# Short exercise:
Within the records that follow, find every line containing the string "范围通常为". Copy those lines.

# Records for this exercise:
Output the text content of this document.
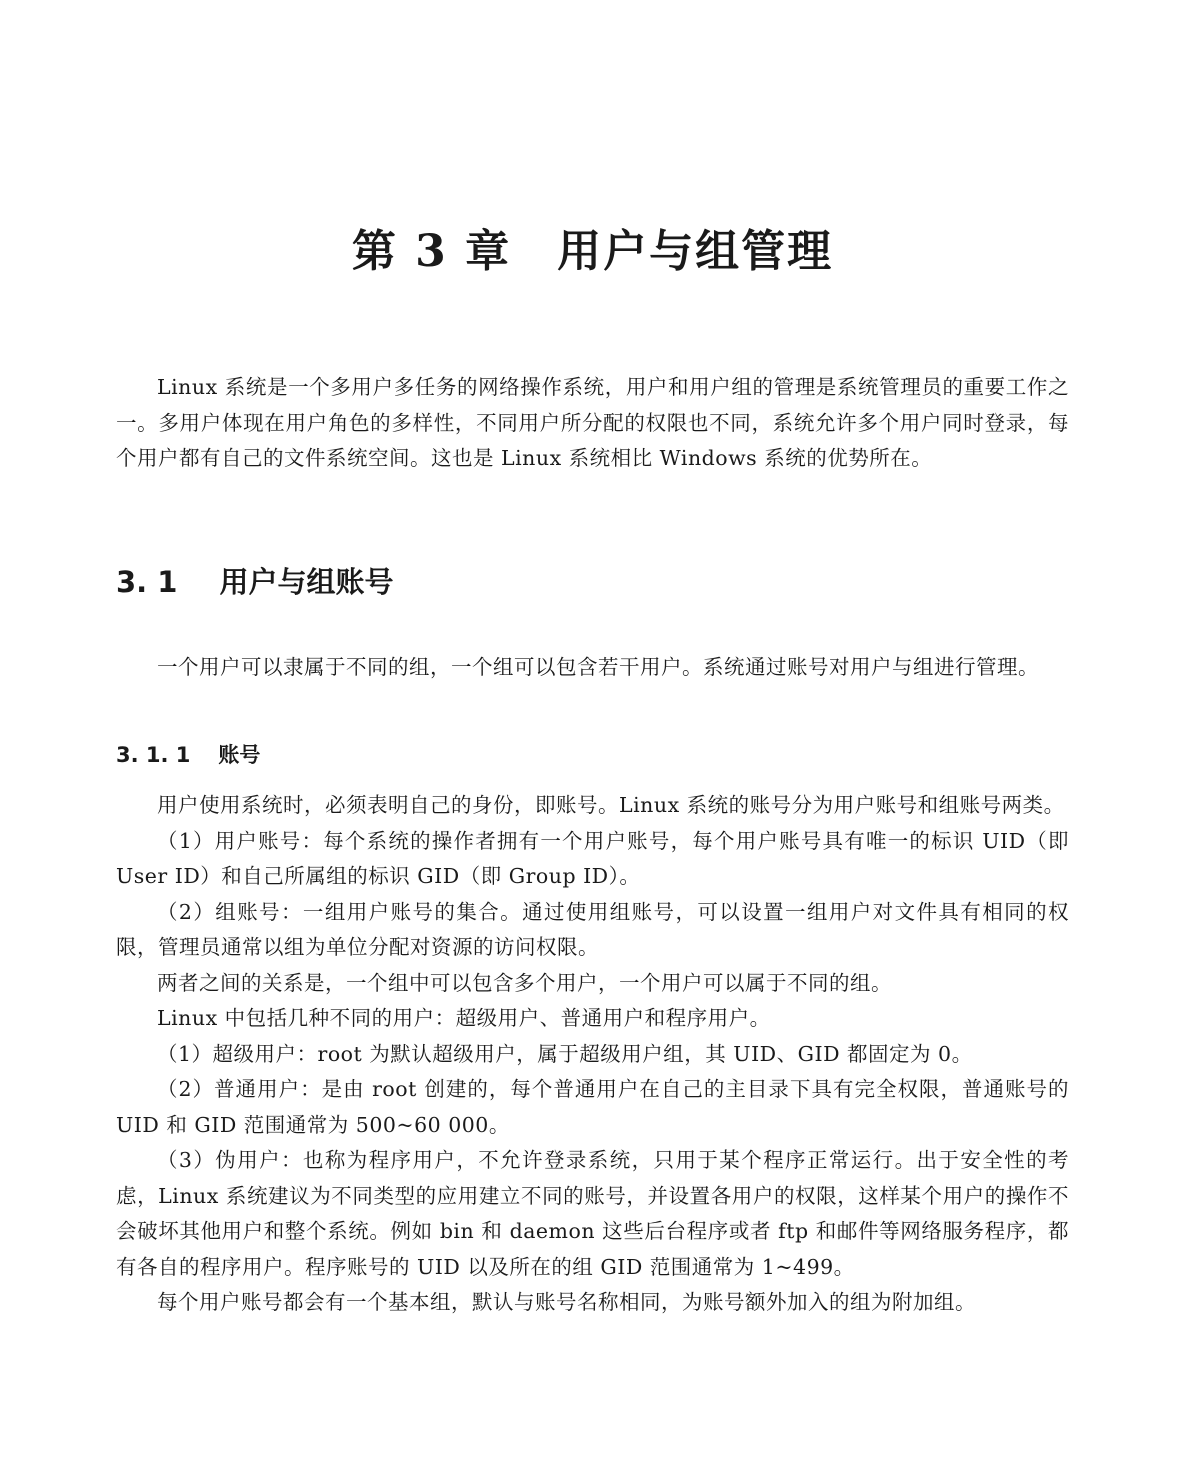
第 3 章 用户与组管理

Linux 系统是一个多用户多任务的网络操作系统，用户和用户组的管理是系统管理员的重要工作之一。多用户体现在用户角色的多样性，不同用户所分配的权限也不同，系统允许多个用户同时登录，每个用户都有自己的文件系统空间。这也是 Linux 系统相比 Windows 系统的优势所在。

3. 1 用户与组账号

一个用户可以隶属于不同的组，一个组可以包含若干用户。系统通过账号对用户与组进行管理。

3. 1. 1 账号

用户使用系统时，必须表明自己的身份，即账号。Linux 系统的账号分为用户账号和组账号两类。

（1）用户账号：每个系统的操作者拥有一个用户账号，每个用户账号具有唯一的标识 UID（即 User ID）和自己所属组的标识 GID（即 Group ID）。

（2）组账号：一组用户账号的集合。通过使用组账号，可以设置一组用户对文件具有相同的权限，管理员通常以组为单位分配对资源的访问权限。

两者之间的关系是，一个组中可以包含多个用户，一个用户可以属于不同的组。

Linux 中包括几种不同的用户：超级用户、普通用户和程序用户。

（1）超级用户：root 为默认超级用户，属于超级用户组，其 UID、GID 都固定为 0。

（2）普通用户：是由 root 创建的，每个普通用户在自己的主目录下具有完全权限，普通账号的 UID 和 GID 范围通常为 500~60 000。

（3）伪用户：也称为程序用户，不允许登录系统，只用于某个程序正常运行。出于安全性的考虑，Linux 系统建议为不同类型的应用建立不同的账号，并设置各用户的权限，这样某个用户的操作不会破坏其他用户和整个系统。例如 bin 和 daemon 这些后台程序或者 ftp 和邮件等网络服务程序，都有各自的程序用户。程序账号的 UID 以及所在的组 GID 范围通常为 1~499。

每个用户账号都会有一个基本组，默认与账号名称相同，为账号额外加入的组为附加组。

# Response to this exercise:
（2）普通用户：是由 root 创建的，每个普通用户在自己的主目录下具有完全权限，普通账号的 UID 和 GID 范围通常为 500~60 000。
（3）伪用户：也称为程序用户，不允许登录系统，只用于某个程序正常运行。出于安全性的考虑，Linux 系统建议为不同类型的应用建立不同的账号，并设置各用户的权限，这样某个用户的操作不会破坏其他用户和整个系统。例如 bin 和 daemon 这些后台程序或者 ftp 和邮件等网络服务程序，都有各自的程序用户。程序账号的 UID 以及所在的组 GID 范围通常为 1~499。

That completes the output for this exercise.